Work order — Keep the wording of every entry intact in your copy, and omit the pictures.
********************
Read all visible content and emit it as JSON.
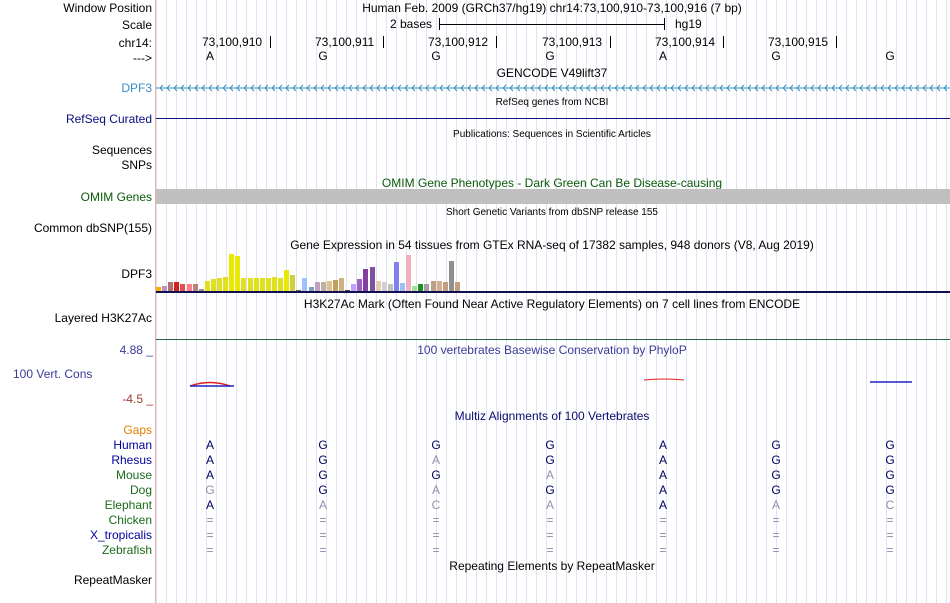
{
  "header": {
    "window_position_label": "Window Position",
    "scale_label": "Scale",
    "chrom_label": "chr14:",
    "strand_label": "--->",
    "assembly_text": "Human Feb. 2009 (GRCh37/hg19)   chr14:73,100,910-73,100,916 (7 bp)",
    "scale_text": "2 bases",
    "scale_db": "hg19",
    "positions": [
      "73,100,910",
      "73,100,911",
      "73,100,912",
      "73,100,913",
      "73,100,914",
      "73,100,915"
    ],
    "bases": [
      "A",
      "G",
      "G",
      "G",
      "A",
      "G",
      "G"
    ]
  },
  "tracks": {
    "gencode": {
      "title": "GENCODE V49lift37",
      "label": "DPF3",
      "color": "#3a8fc0"
    },
    "refseq": {
      "title": "RefSeq genes from NCBI",
      "label": "RefSeq Curated"
    },
    "publications": {
      "title": "Publications: Sequences in Scientific Articles",
      "label1": "Sequences",
      "label2": "SNPs"
    },
    "omim": {
      "title": "OMIM Gene Phenotypes - Dark Green Can Be Disease-causing",
      "label": "OMIM Genes"
    },
    "dbsnp": {
      "title": "Short Genetic Variants from dbSNP release 155",
      "label": "Common dbSNP(155)"
    },
    "gtex": {
      "title": "Gene Expression in 54 tissues from GTEx RNA-seq of 17382 samples, 948 donors (V8, Aug 2019)",
      "label": "DPF3",
      "bars": [
        0.12,
        0.16,
        0.26,
        0.26,
        0.22,
        0.2,
        0.2,
        0.08,
        0.3,
        0.34,
        0.36,
        0.4,
        1.0,
        0.94,
        0.38,
        0.36,
        0.38,
        0.38,
        0.38,
        0.4,
        0.36,
        0.58,
        0.44,
        0.06,
        0.36,
        0.14,
        0.26,
        0.26,
        0.3,
        0.32,
        0.38,
        0.06,
        0.2,
        0.34,
        0.6,
        0.66,
        0.3,
        0.26,
        0.2,
        0.8,
        0.24,
        0.98,
        0.16,
        0.2,
        0.22,
        0.28,
        0.28,
        0.26,
        0.82,
        0.26
      ],
      "colors": [
        "#f0b000",
        "#c090c0",
        "#b07070",
        "#d02020",
        "#e05050",
        "#ff8080",
        "#c08080",
        "#909090",
        "#e0e020",
        "#e0e020",
        "#e0e020",
        "#e0e020",
        "#e8e800",
        "#e8e800",
        "#e0e020",
        "#e0e020",
        "#e0e020",
        "#e0e020",
        "#e0e020",
        "#e0e020",
        "#e0e020",
        "#e8e800",
        "#d0d040",
        "#606060",
        "#a0c0ff",
        "#80a0c0",
        "#c0a0c0",
        "#c0b0a0",
        "#e0c090",
        "#c0a060",
        "#d0b080",
        "#404040",
        "#c0a0ff",
        "#a060c0",
        "#8040a0",
        "#8050a0",
        "#e0d0b0",
        "#d0d0d0",
        "#c0c0c0",
        "#8080f0",
        "#a0c0f0",
        "#f0b0c0",
        "#a0e0a0",
        "#209020",
        "#a0a0a0",
        "#c0a080",
        "#d0b090",
        "#c0a080",
        "#909090",
        "#c0a080"
      ]
    },
    "h3k27ac": {
      "title": "H3K27Ac Mark (Often Found Near Active Regulatory Elements) on 7 cell lines from ENCODE",
      "label": "Layered H3K27Ac"
    },
    "cons": {
      "title": "100 vertebrates Basewise Conservation by PhyloP",
      "label": "100 Vert. Cons",
      "max_label": "4.88 _",
      "min_label": "-4.5 _"
    },
    "multiz": {
      "title": "Multiz Alignments of 100 Vertebrates",
      "gaps_label": "Gaps",
      "species": [
        {
          "name": "Human",
          "bases": [
            "A",
            "G",
            "G",
            "G",
            "A",
            "G",
            "G"
          ],
          "color": "#0000a0"
        },
        {
          "name": "Rhesus",
          "bases": [
            "A",
            "G",
            "A",
            "G",
            "A",
            "G",
            "G"
          ],
          "color": "#0000a0"
        },
        {
          "name": "Mouse",
          "bases": [
            "A",
            "G",
            "G",
            "A",
            "A",
            "G",
            "G"
          ],
          "color": "#1a6a1a"
        },
        {
          "name": "Dog",
          "bases": [
            "G",
            "G",
            "A",
            "G",
            "A",
            "G",
            "G"
          ],
          "color": "#1a6a1a"
        },
        {
          "name": "Elephant",
          "bases": [
            "A",
            "A",
            "C",
            "A",
            "A",
            "A",
            "C"
          ],
          "color": "#1a6a1a"
        },
        {
          "name": "Chicken",
          "bases": [
            "=",
            "=",
            "=",
            "=",
            "=",
            "=",
            "="
          ],
          "color": "#1a6a1a"
        },
        {
          "name": "X_tropicalis",
          "bases": [
            "=",
            "=",
            "=",
            "=",
            "=",
            "=",
            "="
          ],
          "color": "#0000a0"
        },
        {
          "name": "Zebrafish",
          "bases": [
            "=",
            "=",
            "=",
            "=",
            "=",
            "=",
            "="
          ],
          "color": "#1a6a1a"
        }
      ]
    },
    "repeatmasker": {
      "title": "Repeating Elements by RepeatMasker",
      "label": "RepeatMasker"
    }
  }
}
********************
Result of the exercise —
Read all visible content and emit it as JSON.
{
  "header": {
    "window_position_label": "Window Position",
    "scale_label": "Scale",
    "chrom_label": "chr14:",
    "strand_label": "--->",
    "assembly_text": "Human Feb. 2009 (GRCh37/hg19)   chr14:73,100,910-73,100,916 (7 bp)",
    "scale_text": "2 bases",
    "scale_db": "hg19",
    "positions": [
      "73,100,910",
      "73,100,911",
      "73,100,912",
      "73,100,913",
      "73,100,914",
      "73,100,915"
    ],
    "bases": [
      "A",
      "G",
      "G",
      "G",
      "A",
      "G",
      "G"
    ]
  },
  "tracks": {
    "gencode": {
      "title": "GENCODE V49lift37",
      "label": "DPF3",
      "color": "#3a8fc0"
    },
    "refseq": {
      "title": "RefSeq genes from NCBI",
      "label": "RefSeq Curated"
    },
    "publications": {
      "title": "Publications: Sequences in Scientific Articles",
      "label1": "Sequences",
      "label2": "SNPs"
    },
    "omim": {
      "title": "OMIM Gene Phenotypes - Dark Green Can Be Disease-causing",
      "label": "OMIM Genes"
    },
    "dbsnp": {
      "title": "Short Genetic Variants from dbSNP release 155",
      "label": "Common dbSNP(155)"
    },
    "gtex": {
      "title": "Gene Expression in 54 tissues from GTEx RNA-seq of 17382 samples, 948 donors (V8, Aug 2019)",
      "label": "DPF3",
      "bars": [
        0.12,
        0.16,
        0.26,
        0.26,
        0.22,
        0.2,
        0.2,
        0.08,
        0.3,
        0.34,
        0.36,
        0.4,
        1.0,
        0.94,
        0.38,
        0.36,
        0.38,
        0.38,
        0.38,
        0.4,
        0.36,
        0.58,
        0.44,
        0.06,
        0.36,
        0.14,
        0.26,
        0.26,
        0.3,
        0.32,
        0.38,
        0.06,
        0.2,
        0.34,
        0.6,
        0.66,
        0.3,
        0.26,
        0.2,
        0.8,
        0.24,
        0.98,
        0.16,
        0.2,
        0.22,
        0.28,
        0.28,
        0.26,
        0.82,
        0.26
      ],
      "colors": [
        "#f0b000",
        "#c090c0",
        "#b07070",
        "#d02020",
        "#e05050",
        "#ff8080",
        "#c08080",
        "#909090",
        "#e0e020",
        "#e0e020",
        "#e0e020",
        "#e0e020",
        "#e8e800",
        "#e8e800",
        "#e0e020",
        "#e0e020",
        "#e0e020",
        "#e0e020",
        "#e0e020",
        "#e0e020",
        "#e0e020",
        "#e8e800",
        "#d0d040",
        "#606060",
        "#a0c0ff",
        "#80a0c0",
        "#c0a0c0",
        "#c0b0a0",
        "#e0c090",
        "#c0a060",
        "#d0b080",
        "#404040",
        "#c0a0ff",
        "#a060c0",
        "#8040a0",
        "#8050a0",
        "#e0d0b0",
        "#d0d0d0",
        "#c0c0c0",
        "#8080f0",
        "#a0c0f0",
        "#f0b0c0",
        "#a0e0a0",
        "#209020",
        "#a0a0a0",
        "#c0a080",
        "#d0b090",
        "#c0a080",
        "#909090",
        "#c0a080"
      ]
    },
    "h3k27ac": {
      "title": "H3K27Ac Mark (Often Found Near Active Regulatory Elements) on 7 cell lines from ENCODE",
      "label": "Layered H3K27Ac"
    },
    "cons": {
      "title": "100 vertebrates Basewise Conservation by PhyloP",
      "label": "100 Vert. Cons",
      "max_label": "4.88 _",
      "min_label": "-4.5 _"
    },
    "multiz": {
      "title": "Multiz Alignments of 100 Vertebrates",
      "gaps_label": "Gaps",
      "species": [
        {
          "name": "Human",
          "bases": [
            "A",
            "G",
            "G",
            "G",
            "A",
            "G",
            "G"
          ],
          "color": "#0000a0"
        },
        {
          "name": "Rhesus",
          "bases": [
            "A",
            "G",
            "A",
            "G",
            "A",
            "G",
            "G"
          ],
          "color": "#0000a0"
        },
        {
          "name": "Mouse",
          "bases": [
            "A",
            "G",
            "G",
            "A",
            "A",
            "G",
            "G"
          ],
          "color": "#1a6a1a"
        },
        {
          "name": "Dog",
          "bases": [
            "G",
            "G",
            "A",
            "G",
            "A",
            "G",
            "G"
          ],
          "color": "#1a6a1a"
        },
        {
          "name": "Elephant",
          "bases": [
            "A",
            "A",
            "C",
            "A",
            "A",
            "A",
            "C"
          ],
          "color": "#1a6a1a"
        },
        {
          "name": "Chicken",
          "bases": [
            "=",
            "=",
            "=",
            "=",
            "=",
            "=",
            "="
          ],
          "color": "#1a6a1a"
        },
        {
          "name": "X_tropicalis",
          "bases": [
            "=",
            "=",
            "=",
            "=",
            "=",
            "=",
            "="
          ],
          "color": "#0000a0"
        },
        {
          "name": "Zebrafish",
          "bases": [
            "=",
            "=",
            "=",
            "=",
            "=",
            "=",
            "="
          ],
          "color": "#1a6a1a"
        }
      ]
    },
    "repeatmasker": {
      "title": "Repeating Elements by RepeatMasker",
      "label": "RepeatMasker"
    }
  }
}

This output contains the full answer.